- **EXERCISE DETAILS**
Print all entries word for word.
........
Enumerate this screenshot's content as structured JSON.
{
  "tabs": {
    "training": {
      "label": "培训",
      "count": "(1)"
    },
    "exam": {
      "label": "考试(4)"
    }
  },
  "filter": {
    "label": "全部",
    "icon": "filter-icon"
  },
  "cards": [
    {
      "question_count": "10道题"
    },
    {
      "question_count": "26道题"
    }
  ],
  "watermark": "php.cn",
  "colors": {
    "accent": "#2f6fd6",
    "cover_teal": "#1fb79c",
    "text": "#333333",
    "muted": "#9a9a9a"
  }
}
........
- **SOLUTION TO THE EXERCISE**
Enumerate this screenshot's content as structured JSON.
{
  "tabs": {
    "training": {
      "label": "培训",
      "count": "(1)"
    },
    "exam": {
      "label": "考试(4)"
    }
  },
  "filter": {
    "label": "全部",
    "icon": "filter-icon"
  },
  "cards": [
    {
      "question_count": "10道题"
    },
    {
      "question_count": "26道题"
    }
  ],
  "watermark": "php.cn",
  "colors": {
    "accent": "#2f6fd6",
    "cover_teal": "#1fb79c",
    "text": "#333333",
    "muted": "#9a9a9a"
  }
}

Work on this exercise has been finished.